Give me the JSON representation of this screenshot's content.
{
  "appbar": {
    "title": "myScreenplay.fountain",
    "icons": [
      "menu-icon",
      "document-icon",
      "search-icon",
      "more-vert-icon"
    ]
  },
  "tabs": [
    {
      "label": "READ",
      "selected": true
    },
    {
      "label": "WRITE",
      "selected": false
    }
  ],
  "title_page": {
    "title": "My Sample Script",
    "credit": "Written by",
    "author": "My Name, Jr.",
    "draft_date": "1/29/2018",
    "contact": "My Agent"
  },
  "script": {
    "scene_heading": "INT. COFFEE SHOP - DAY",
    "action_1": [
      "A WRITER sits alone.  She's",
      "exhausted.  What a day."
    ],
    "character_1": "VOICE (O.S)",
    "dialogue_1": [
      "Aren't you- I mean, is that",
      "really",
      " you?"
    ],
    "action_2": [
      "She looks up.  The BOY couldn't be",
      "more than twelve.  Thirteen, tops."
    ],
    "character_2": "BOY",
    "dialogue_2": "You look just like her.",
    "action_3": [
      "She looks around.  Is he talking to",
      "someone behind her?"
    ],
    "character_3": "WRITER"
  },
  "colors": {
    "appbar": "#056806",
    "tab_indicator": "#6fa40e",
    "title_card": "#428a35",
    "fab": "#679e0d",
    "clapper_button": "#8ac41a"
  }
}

####################

● TASK PROMPT: List each line of the entries that holds the string "looks".

● COMPLETED TASK:
      "She looks up.  The BOY couldn't be",
      "She looks around.  Is he talking to",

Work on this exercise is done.